'''

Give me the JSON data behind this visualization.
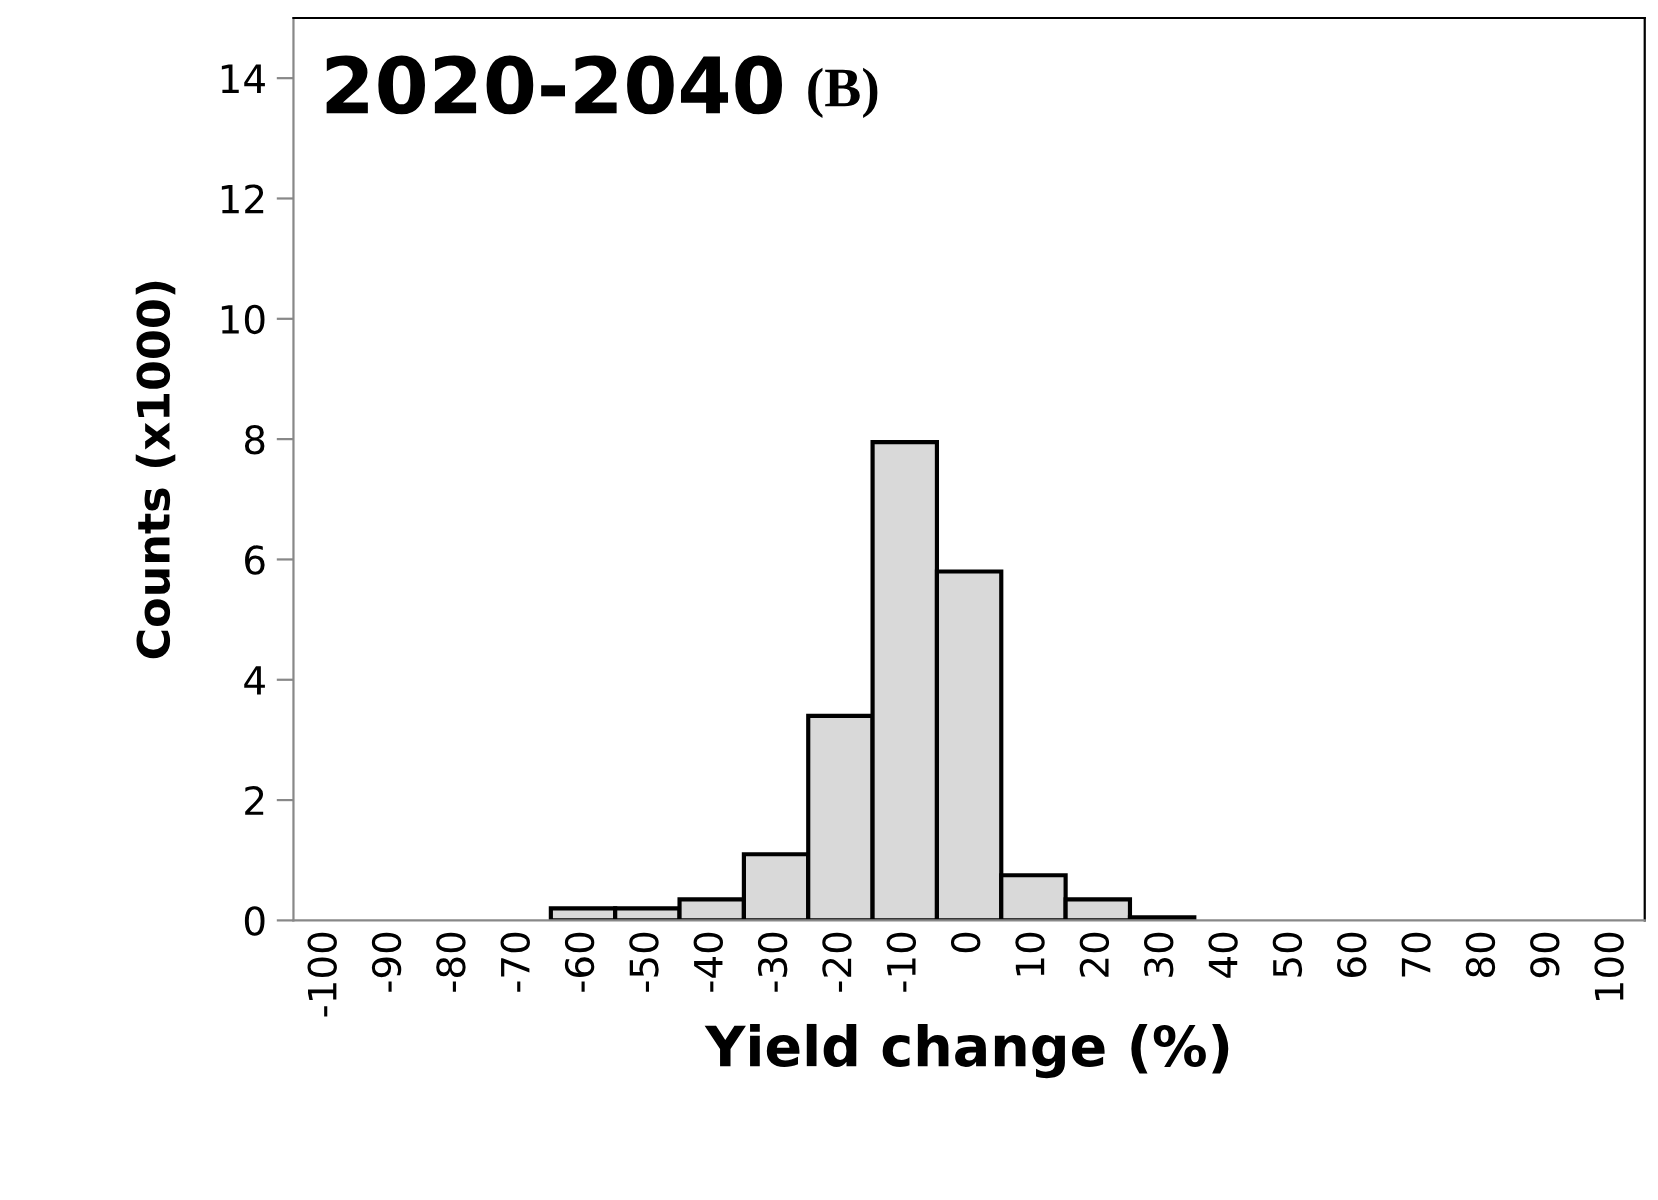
{
  "chart_data": {
    "type": "bar",
    "title": "2020-2040",
    "subtitle": "(B)",
    "xlabel": "Yield change (%)",
    "ylabel": "Counts (x1000)",
    "categories": [
      "-100",
      "-90",
      "-80",
      "-70",
      "-60",
      "-50",
      "-40",
      "-30",
      "-20",
      "-10",
      "0",
      "10",
      "20",
      "30",
      "40",
      "50",
      "60",
      "70",
      "80",
      "90",
      "100"
    ],
    "values": [
      0,
      0,
      0,
      0,
      0.2,
      0.2,
      0.35,
      1.1,
      3.4,
      7.95,
      5.8,
      0.75,
      0.35,
      0.05,
      0,
      0,
      0,
      0,
      0,
      0,
      0
    ],
    "color": "#d9d9d9",
    "ylim": [
      0,
      15
    ],
    "yticks": [
      0,
      2,
      4,
      6,
      8,
      10,
      12,
      14
    ],
    "grid": false
  }
}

'''

#### Short task:
Repeat everything in the records precisely. Images are excluded from the copy.

#### Output for this task:
Give me the JSON data behind this visualization.
{
  "chart_data": {
    "type": "bar",
    "title": "2020-2040",
    "subtitle": "(B)",
    "xlabel": "Yield change (%)",
    "ylabel": "Counts (x1000)",
    "categories": [
      "-100",
      "-90",
      "-80",
      "-70",
      "-60",
      "-50",
      "-40",
      "-30",
      "-20",
      "-10",
      "0",
      "10",
      "20",
      "30",
      "40",
      "50",
      "60",
      "70",
      "80",
      "90",
      "100"
    ],
    "values": [
      0,
      0,
      0,
      0,
      0.2,
      0.2,
      0.35,
      1.1,
      3.4,
      7.95,
      5.8,
      0.75,
      0.35,
      0.05,
      0,
      0,
      0,
      0,
      0,
      0,
      0
    ],
    "color": "#d9d9d9",
    "ylim": [
      0,
      15
    ],
    "yticks": [
      0,
      2,
      4,
      6,
      8,
      10,
      12,
      14
    ],
    "grid": false
  }
}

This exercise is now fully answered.